SET EXERCISE
All lines in which the word "fuels" occurs are to be extracted.

DATA FOR THIS TASK

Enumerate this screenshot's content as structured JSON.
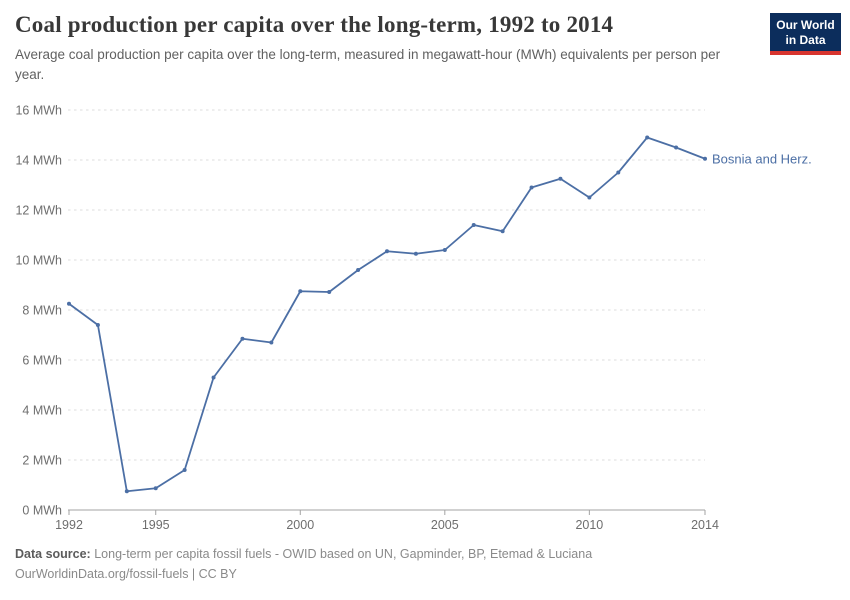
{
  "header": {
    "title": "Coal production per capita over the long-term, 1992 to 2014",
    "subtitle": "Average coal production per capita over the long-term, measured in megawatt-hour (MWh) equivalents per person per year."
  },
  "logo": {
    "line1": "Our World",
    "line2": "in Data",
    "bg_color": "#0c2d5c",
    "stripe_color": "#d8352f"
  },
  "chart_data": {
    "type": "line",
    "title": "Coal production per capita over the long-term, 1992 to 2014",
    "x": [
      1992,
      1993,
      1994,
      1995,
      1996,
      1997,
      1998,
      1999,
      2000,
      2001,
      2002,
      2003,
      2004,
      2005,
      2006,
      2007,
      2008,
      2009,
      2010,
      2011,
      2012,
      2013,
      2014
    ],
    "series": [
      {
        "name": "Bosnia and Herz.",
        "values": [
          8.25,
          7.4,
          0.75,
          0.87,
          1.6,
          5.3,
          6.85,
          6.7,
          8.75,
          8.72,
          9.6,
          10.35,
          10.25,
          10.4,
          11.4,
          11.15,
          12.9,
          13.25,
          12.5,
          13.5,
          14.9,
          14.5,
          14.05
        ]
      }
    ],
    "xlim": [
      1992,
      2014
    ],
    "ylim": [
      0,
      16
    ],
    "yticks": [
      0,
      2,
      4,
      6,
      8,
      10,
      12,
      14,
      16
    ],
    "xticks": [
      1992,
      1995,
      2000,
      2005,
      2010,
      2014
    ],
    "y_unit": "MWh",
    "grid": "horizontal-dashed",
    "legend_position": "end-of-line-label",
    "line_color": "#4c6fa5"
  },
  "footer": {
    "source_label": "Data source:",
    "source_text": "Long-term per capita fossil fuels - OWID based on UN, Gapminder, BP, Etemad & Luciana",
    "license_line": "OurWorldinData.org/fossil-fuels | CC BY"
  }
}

RESPONSE FOR THIS EXERCISE
    "source_text": "Long-term per capita fossil fuels - OWID based on UN, Gapminder, BP, Etemad & Luciana",
    "license_line": "OurWorldinData.org/fossil-fuels | CC BY"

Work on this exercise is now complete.